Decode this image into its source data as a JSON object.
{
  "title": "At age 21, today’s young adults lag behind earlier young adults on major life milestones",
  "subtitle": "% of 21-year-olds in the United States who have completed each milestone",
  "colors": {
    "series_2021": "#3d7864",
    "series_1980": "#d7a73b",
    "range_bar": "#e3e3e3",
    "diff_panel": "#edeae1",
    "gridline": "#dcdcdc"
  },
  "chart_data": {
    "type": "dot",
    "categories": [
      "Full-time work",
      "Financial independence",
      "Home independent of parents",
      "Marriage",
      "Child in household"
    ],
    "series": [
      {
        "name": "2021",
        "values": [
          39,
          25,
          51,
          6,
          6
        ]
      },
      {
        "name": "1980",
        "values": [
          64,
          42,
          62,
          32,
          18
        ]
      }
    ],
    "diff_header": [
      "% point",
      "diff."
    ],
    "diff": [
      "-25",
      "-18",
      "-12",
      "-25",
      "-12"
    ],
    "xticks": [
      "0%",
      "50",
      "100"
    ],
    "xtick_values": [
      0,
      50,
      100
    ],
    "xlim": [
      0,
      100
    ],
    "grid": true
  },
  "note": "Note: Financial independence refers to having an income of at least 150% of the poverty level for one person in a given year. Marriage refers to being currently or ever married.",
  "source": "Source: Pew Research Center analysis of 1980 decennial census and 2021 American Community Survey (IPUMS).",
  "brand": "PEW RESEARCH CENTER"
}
* * *
Given instruction - Search the data for the word "Marriage" and copy each line where it appears.

Output of the exercise -
      "Marriage",
  "note": "Note: Financial independence refers to having an income of at least 150% of the poverty level for one person in a given year. Marriage refers to being currently or ever married.",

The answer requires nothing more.